*渡された文章*
──────────────────────────────
低・中所得国41ヵ国における生後12~23ヵ月児の小児基本予防接種の完全接種率と基本的特性による変動:2015年から2025年までの人口統計・保健調査報告のメタ分析。
DOI:10.1016/j.vaccine.2025.127019
アブストラクト
はじめに: ワクチン接種は、病気に伴う疾病や死亡を減らすために重要な役割を果たしている。予防接種を受けていない、あるいは部分的にしか受けていない子どもは、病気や死亡のリスクが高い。ワクチン接種の有益性が証明されているにもかかわらず、特に中低所得国(LMICs)においては、その接種率は不均衡なままであり、接種へのアクセスや接種率の格差が公衆衛生上の重大な課題につながる可能性がある。このメタアナリシスは、生後12~23ヵ月の子どもにおける小児基本予防接種(CBCV)の接種率とそのばらつきを評価することを目的とした。
──────────────────────────────
*渡されたデータ*
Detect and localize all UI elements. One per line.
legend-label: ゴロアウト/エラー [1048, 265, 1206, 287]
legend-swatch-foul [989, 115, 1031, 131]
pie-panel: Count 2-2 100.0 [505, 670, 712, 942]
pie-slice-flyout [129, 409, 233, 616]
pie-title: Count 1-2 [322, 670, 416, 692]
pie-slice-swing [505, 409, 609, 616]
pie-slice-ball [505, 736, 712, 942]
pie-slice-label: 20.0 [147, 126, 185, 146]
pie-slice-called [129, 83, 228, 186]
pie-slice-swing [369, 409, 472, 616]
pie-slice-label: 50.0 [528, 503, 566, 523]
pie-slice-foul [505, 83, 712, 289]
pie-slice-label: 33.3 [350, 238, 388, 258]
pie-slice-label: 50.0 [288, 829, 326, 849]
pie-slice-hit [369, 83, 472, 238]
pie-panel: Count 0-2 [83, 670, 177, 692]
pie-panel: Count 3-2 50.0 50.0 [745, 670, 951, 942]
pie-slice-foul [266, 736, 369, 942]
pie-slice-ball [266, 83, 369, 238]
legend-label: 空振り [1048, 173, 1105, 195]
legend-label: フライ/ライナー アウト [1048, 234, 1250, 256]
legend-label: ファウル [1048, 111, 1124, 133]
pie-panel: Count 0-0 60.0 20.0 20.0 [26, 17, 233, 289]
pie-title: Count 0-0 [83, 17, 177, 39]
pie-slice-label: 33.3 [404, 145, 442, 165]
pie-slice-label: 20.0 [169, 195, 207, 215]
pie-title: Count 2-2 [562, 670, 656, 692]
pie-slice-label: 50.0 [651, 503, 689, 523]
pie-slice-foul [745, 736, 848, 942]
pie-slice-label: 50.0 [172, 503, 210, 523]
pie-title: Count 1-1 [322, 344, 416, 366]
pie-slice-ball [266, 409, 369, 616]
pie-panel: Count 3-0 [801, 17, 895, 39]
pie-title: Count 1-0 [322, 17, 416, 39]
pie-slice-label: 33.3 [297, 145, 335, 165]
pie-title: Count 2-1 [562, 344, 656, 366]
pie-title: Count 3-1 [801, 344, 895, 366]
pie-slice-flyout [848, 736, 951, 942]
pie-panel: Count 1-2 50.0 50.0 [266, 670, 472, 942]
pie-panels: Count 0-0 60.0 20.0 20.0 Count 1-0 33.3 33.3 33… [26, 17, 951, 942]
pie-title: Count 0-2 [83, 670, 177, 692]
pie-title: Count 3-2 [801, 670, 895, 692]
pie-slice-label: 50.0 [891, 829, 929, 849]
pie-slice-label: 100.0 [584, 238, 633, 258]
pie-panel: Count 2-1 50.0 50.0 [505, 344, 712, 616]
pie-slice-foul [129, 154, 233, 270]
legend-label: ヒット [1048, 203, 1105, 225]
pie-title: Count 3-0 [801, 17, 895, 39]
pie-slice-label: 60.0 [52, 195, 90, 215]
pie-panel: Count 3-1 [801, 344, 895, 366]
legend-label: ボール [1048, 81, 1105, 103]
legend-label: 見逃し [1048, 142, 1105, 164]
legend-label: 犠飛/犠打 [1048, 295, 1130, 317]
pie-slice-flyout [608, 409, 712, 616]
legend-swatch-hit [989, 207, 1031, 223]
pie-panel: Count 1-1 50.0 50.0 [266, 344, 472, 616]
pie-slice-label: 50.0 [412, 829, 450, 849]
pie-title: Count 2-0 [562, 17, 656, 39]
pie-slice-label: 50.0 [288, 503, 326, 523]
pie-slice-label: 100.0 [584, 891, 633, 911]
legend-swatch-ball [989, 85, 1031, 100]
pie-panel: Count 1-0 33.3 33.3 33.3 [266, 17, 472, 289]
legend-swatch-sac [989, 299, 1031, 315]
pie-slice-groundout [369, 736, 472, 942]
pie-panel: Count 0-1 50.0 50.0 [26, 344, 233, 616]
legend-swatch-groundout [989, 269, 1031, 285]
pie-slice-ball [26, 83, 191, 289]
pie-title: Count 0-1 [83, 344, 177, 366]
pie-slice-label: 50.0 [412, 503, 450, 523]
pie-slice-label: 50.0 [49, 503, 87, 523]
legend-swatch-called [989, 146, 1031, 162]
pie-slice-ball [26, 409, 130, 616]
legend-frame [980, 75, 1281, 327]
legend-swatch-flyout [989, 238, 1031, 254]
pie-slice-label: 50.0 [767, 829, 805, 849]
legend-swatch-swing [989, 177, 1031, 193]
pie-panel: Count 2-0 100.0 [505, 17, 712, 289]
──────────────────────────────
子どもの予防接種率についての文章を、最後の文の続きから書き進めてください。

方法:2015年から2025年の間に、12~23ヵ月の小児における基本的な予防接種を報告した、あらゆる言語で発表された人口統計および健康調査報告を対象とした。ランダム効果メタ解析モデルを用いて、ワクチン接種のプール有病率を求めた。研究間の異質性の潜在的原因を特定するため、研究特性別にサブグループ解析を行った。フォレストプロットと表を用いて、プール推定値を対応する95%信頼区間(CI)とともに表示した。
結果:CBCVのカバー率は59.0%であり、95%信頼区間は53.1%~65.0%であった(I=77.9%、p<0.001)。2015年から2018年に発表された報告では、ワクチン接種率は55%であったが、2019年から2024年に発表された報告では、プールされた効果量は63%に増加した。具体的なワクチン接種率は、BCGが86%、5価ワクチンが67%、ポリオが69%、麻疹が75%であった。接種率は母親の教育、出生順位、貧富の状況によって異なっていた。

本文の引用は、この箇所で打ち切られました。